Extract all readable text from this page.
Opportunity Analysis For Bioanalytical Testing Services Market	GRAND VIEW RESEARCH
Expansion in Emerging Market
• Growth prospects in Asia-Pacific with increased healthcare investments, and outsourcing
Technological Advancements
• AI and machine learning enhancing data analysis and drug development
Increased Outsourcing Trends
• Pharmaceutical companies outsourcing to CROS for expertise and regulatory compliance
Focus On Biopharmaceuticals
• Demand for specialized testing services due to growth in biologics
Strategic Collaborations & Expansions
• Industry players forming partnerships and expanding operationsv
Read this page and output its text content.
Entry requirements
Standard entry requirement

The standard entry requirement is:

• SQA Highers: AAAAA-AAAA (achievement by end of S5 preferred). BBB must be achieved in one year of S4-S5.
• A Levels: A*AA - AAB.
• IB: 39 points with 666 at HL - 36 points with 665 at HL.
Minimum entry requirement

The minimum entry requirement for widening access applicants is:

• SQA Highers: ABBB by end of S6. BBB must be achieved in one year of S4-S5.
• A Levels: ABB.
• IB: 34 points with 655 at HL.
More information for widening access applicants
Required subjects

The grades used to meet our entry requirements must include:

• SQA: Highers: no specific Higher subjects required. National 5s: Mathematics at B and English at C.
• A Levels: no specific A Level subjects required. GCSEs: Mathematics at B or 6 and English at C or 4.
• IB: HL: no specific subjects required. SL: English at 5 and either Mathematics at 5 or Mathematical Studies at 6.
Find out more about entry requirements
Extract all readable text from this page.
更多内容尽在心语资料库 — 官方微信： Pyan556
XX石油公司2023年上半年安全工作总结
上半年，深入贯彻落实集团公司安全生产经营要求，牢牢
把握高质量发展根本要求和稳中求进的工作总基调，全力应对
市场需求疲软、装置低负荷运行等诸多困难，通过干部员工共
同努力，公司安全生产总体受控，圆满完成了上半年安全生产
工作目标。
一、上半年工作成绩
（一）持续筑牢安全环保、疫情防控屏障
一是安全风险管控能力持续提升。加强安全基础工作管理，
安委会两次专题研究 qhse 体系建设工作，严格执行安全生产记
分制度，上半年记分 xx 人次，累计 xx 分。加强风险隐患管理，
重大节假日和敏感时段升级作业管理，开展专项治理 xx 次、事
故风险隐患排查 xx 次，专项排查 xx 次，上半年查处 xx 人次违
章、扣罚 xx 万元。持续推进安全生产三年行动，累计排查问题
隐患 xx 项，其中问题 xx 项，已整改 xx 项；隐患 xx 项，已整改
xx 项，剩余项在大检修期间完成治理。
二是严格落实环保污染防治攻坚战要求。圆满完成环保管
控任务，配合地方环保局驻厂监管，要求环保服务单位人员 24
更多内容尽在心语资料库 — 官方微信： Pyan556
■ ■ ■ ■ ■ ■ ■
> [Set exercise]
Check each line above for the string "with" and show the ones that have it.

> [Solution]
• Growth prospects in Asia-Pacific with increased healthcare investments, and outsourcing
• IB: 39 points with 666 at HL - 36 points with 665 at HL.
• IB: 34 points with 655 at HL.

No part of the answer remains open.